Find the number of lines in these records where the word "Address" appears. Reply with that number and nothing more.
# Start of Provided entries
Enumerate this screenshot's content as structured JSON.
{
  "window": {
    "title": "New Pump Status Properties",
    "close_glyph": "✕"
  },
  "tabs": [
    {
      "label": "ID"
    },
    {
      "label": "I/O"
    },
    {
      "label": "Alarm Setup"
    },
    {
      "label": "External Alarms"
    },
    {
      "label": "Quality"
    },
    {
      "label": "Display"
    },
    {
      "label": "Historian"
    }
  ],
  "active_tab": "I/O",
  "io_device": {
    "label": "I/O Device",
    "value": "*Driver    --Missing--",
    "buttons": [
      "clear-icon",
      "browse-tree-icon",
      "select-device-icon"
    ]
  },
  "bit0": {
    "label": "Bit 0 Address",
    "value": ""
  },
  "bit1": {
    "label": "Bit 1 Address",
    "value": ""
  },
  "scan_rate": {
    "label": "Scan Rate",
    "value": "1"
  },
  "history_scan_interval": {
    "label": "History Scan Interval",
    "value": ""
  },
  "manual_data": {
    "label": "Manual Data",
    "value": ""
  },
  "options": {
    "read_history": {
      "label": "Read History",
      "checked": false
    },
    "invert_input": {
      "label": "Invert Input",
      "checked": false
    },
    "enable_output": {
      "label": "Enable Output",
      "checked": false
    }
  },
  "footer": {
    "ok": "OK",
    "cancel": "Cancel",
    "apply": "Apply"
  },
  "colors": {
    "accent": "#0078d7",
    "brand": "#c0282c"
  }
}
# End of Provided entries
▶ _Response for this exercise_:
2